- [Task goal]
Check each line of the entries below for the string "использования"; copy every line where it appears.

** START Data provided **

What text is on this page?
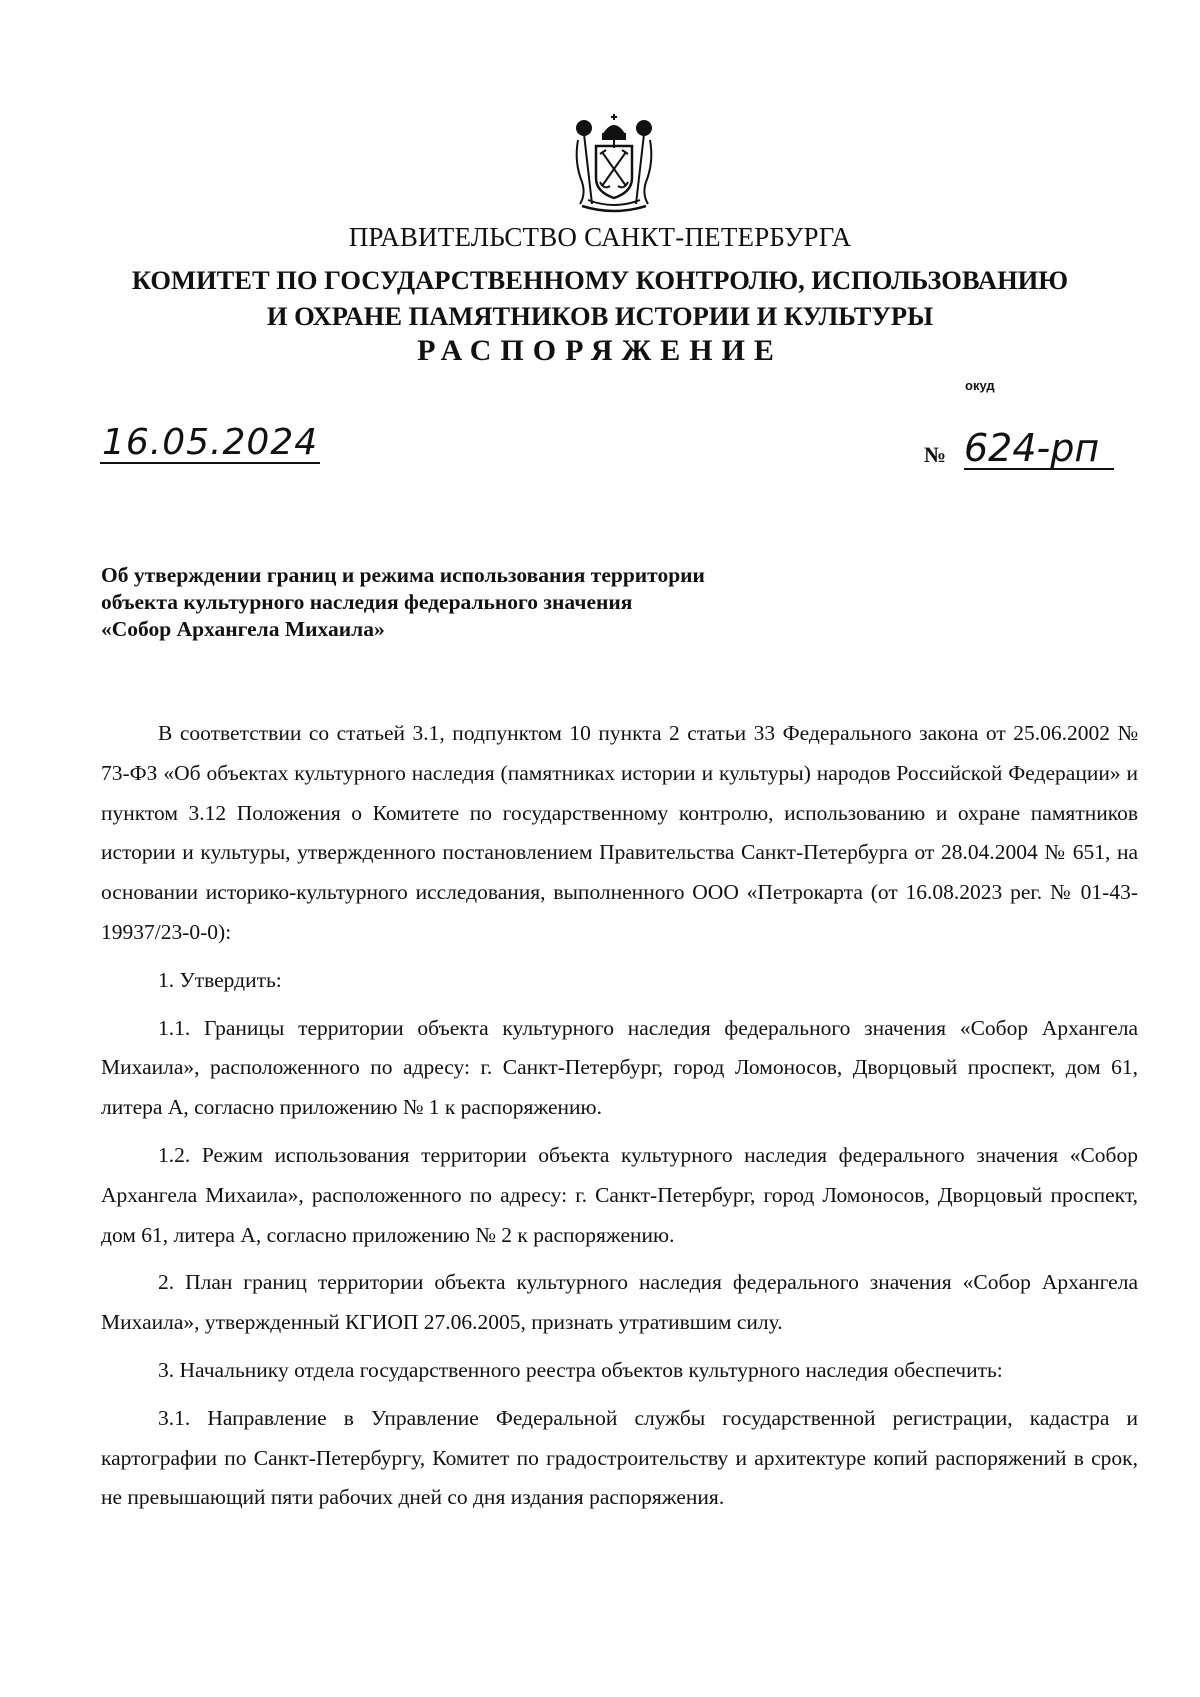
ПРАВИТЕЛЬСТВО САНКТ-ПЕТЕРБУРГА
КОМИТЕТ ПО ГОСУДАРСТВЕННОМУ КОНТРОЛЮ, ИСПОЛЬЗОВАНИЮ
И ОХРАНЕ ПАМЯТНИКОВ ИСТОРИИ И КУЛЬТУРЫ
РАСПОРЯЖЕНИЕ
окуд
16.05.2024	№ 624-рп
Об утверждении границ и режима использования территории
объекта культурного наследия федерального значения
«Собор Архангела Михаила»

В соответствии со статьей 3.1, подпунктом 10 пункта 2 статьи 33 Федерального закона от 25.06.2002 № 73-ФЗ «Об объектах культурного наследия (памятниках истории и культуры) народов Российской Федерации» и пунктом 3.12 Положения о Комитете по государственному контролю, использованию и охране памятников истории и культуры, утвержденного постановлением Правительства Санкт-Петербурга от 28.04.2004 № 651, на основании историко-культурного исследования, выполненного ООО «Петрокарта (от 16.08.2023 рег. № 01-43-19937/23-0-0):

1. Утвердить:

1.1. Границы территории объекта культурного наследия федерального значения «Собор Архангела Михаила», расположенного по адресу: г. Санкт-Петербург, город Ломоносов, Дворцовый проспект, дом 61, литера А, согласно приложению № 1 к распоряжению.

1.2. Режим использования территории объекта культурного наследия федерального значения «Собор Архангела Михаила», расположенного по адресу: г. Санкт-Петербург, город Ломоносов, Дворцовый проспект, дом 61, литера А, согласно приложению № 2 к распоряжению.

2. План границ территории объекта культурного наследия федерального значения «Собор Архангела Михаила», утвержденный КГИОП 27.06.2005, признать утратившим силу.

3. Начальнику отдела государственного реестра объектов культурного наследия обеспечить:

3.1. Направление в Управление Федеральной службы государственной регистрации, кадастра и картографии по Санкт-Петербургу, Комитет по градостроительству и архитектуре копий распоряжений в срок, не превышающий пяти рабочих дней со дня издания распоряжения.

** END Data provided **

- [Final result]
Об утверждении границ и режима использования территории
1.2. Режим использования территории объекта культурного наследия федерального значения «Собор Архангела Михаила», расположенного по адресу: г. Санкт-Петербург, город Ломоносов, Дворцовый проспект, дом 61, литера А, согласно приложению № 2 к распоряжению.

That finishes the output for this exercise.